Dataset entries on figures:
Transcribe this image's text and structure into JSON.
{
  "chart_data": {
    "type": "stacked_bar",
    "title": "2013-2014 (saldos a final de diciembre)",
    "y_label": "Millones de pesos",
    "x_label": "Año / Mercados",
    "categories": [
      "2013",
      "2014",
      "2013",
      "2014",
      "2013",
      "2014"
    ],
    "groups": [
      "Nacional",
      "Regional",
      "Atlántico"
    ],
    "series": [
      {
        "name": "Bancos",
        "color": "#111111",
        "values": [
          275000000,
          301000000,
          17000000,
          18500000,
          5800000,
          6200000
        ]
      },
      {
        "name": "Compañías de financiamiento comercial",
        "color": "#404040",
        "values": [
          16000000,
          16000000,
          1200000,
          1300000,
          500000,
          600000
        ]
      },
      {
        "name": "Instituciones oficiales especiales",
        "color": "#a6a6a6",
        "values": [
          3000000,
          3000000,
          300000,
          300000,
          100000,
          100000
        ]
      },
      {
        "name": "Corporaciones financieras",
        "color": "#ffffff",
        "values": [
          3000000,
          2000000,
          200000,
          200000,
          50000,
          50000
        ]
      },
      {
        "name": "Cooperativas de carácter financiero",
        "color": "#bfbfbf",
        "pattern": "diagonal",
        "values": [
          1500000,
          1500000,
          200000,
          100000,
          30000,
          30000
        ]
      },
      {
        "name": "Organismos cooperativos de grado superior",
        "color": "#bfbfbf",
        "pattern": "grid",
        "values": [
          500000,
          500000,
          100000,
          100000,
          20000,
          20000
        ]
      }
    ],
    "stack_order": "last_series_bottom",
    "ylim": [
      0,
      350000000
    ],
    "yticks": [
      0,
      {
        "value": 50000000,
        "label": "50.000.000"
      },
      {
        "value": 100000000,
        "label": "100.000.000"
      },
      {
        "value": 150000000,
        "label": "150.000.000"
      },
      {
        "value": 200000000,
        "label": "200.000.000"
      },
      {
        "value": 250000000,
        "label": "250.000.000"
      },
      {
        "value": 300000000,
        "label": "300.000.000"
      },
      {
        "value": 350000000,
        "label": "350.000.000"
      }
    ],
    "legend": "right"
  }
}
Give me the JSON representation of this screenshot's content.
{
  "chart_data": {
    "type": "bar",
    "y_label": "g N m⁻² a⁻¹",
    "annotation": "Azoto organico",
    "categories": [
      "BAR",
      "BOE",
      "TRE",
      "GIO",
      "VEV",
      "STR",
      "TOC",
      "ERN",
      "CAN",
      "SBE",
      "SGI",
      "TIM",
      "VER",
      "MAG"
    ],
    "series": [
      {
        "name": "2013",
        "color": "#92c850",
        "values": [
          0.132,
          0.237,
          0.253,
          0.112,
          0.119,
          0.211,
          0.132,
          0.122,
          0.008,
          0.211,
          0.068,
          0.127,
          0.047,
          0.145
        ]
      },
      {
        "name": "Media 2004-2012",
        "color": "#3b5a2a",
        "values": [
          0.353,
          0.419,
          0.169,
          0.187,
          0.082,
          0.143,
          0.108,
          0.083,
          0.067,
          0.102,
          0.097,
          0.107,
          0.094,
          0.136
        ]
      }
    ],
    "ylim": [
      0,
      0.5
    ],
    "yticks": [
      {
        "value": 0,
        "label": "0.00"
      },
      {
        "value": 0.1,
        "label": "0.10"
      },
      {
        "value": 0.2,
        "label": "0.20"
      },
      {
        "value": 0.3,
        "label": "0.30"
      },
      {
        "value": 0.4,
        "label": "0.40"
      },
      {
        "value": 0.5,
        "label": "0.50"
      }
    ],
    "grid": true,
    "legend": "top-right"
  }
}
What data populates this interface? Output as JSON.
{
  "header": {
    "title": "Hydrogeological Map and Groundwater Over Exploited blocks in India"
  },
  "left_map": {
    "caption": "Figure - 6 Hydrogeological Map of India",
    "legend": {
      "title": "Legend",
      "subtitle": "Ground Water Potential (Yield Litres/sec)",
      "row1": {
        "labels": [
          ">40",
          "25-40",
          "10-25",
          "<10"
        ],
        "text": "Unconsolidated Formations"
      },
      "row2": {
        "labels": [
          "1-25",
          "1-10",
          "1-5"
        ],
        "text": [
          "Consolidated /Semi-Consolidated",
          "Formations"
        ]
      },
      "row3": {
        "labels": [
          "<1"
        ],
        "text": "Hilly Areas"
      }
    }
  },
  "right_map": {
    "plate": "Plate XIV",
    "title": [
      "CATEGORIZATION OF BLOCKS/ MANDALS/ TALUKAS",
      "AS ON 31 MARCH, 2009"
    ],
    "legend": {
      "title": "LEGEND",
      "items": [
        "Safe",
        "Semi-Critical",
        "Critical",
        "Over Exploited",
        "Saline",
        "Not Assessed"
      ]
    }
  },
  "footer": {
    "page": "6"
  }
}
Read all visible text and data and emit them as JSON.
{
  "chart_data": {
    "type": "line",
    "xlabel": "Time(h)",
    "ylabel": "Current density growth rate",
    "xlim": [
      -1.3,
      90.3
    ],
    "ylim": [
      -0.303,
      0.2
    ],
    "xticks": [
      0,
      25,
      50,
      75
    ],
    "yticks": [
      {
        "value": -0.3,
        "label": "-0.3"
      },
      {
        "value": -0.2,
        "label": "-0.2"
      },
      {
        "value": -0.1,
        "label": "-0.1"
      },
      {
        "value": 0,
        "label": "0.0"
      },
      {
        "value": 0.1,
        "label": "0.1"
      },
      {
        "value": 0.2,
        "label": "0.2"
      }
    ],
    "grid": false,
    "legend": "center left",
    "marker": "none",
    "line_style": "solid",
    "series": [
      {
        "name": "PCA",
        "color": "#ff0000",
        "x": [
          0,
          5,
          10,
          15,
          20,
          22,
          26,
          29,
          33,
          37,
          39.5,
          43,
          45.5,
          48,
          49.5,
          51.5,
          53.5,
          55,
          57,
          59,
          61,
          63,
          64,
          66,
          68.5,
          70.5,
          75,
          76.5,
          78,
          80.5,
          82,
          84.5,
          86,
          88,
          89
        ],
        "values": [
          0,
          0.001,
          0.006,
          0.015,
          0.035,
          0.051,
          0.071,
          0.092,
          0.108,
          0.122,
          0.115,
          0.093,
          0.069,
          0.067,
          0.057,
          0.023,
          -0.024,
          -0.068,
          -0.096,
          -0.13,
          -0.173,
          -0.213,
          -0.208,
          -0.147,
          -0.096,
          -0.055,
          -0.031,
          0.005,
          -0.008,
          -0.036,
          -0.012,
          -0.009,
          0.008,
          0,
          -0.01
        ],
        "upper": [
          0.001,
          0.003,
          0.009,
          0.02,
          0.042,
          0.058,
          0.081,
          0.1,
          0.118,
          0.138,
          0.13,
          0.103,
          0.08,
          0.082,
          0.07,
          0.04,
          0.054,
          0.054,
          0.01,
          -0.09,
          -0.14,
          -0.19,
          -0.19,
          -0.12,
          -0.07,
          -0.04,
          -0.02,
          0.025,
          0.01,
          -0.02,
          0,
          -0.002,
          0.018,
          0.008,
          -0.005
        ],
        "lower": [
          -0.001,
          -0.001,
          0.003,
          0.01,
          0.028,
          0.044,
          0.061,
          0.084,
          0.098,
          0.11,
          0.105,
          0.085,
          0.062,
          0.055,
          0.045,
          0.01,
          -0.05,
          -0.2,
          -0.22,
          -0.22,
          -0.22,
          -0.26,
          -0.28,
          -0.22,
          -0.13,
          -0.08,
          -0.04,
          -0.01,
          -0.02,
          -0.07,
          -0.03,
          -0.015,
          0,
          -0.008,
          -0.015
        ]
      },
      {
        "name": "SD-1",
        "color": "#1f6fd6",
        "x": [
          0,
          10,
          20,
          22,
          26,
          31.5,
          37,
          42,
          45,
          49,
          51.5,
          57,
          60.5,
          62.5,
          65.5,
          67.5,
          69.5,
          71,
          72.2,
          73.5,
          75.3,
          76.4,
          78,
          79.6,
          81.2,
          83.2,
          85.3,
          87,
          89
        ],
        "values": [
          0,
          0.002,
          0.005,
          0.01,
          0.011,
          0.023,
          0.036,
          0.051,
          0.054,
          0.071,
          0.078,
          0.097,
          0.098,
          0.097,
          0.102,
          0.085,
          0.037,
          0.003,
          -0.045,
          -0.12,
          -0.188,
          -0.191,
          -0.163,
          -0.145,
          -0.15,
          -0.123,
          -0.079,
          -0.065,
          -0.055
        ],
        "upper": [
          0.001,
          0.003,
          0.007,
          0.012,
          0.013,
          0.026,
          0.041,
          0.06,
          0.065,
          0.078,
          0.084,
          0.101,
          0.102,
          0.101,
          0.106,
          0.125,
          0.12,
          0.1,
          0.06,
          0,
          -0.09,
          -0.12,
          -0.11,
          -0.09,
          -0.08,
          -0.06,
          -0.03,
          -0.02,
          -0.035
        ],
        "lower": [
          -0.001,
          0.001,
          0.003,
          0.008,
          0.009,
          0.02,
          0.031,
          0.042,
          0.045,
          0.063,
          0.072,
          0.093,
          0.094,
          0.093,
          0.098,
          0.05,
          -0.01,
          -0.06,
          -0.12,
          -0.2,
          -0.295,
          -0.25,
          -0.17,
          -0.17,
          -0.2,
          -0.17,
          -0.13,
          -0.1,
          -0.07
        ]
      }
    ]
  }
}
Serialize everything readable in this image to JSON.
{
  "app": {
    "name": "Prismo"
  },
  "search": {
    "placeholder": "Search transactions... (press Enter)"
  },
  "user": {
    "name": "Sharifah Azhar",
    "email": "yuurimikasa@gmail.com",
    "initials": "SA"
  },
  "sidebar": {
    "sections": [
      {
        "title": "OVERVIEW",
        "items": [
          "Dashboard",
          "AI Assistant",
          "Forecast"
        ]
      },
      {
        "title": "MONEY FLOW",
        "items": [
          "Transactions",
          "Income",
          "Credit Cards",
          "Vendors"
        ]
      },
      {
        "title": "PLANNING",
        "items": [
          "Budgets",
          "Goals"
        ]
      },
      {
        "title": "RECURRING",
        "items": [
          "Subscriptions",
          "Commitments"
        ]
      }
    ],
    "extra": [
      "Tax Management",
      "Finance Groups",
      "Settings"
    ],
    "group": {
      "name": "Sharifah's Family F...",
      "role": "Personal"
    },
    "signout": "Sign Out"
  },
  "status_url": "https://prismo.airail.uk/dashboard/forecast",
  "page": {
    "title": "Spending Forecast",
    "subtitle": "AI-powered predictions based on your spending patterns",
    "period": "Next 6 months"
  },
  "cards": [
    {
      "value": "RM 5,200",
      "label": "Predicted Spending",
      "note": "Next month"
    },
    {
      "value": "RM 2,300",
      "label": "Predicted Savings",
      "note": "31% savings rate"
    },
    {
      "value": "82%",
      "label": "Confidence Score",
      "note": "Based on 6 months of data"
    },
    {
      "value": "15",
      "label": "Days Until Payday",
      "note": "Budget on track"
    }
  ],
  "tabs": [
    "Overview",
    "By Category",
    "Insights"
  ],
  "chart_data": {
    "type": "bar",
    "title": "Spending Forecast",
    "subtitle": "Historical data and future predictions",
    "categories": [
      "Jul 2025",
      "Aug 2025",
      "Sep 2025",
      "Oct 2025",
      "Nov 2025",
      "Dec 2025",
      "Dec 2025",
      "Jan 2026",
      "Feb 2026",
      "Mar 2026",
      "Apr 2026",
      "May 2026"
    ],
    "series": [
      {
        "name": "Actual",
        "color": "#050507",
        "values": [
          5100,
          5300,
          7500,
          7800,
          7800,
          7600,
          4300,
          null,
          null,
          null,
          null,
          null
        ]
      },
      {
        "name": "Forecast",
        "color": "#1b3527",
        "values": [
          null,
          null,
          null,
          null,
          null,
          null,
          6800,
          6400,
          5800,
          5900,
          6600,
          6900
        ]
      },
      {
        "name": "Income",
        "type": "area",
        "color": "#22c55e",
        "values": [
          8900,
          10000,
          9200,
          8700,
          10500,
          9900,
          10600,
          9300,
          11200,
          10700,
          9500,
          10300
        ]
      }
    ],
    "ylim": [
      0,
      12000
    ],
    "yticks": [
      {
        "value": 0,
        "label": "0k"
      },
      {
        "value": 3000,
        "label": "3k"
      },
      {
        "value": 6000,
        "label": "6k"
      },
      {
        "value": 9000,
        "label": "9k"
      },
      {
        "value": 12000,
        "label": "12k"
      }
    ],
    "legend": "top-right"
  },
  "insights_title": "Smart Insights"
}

■ **What is being asked**
Scan the material above for the string "Exploited" and report each line where you find it.

■ **Result for this exercise**
    "title": "Hydrogeological Map and Groundwater Over Exploited blocks in India"
        "Over Exploited",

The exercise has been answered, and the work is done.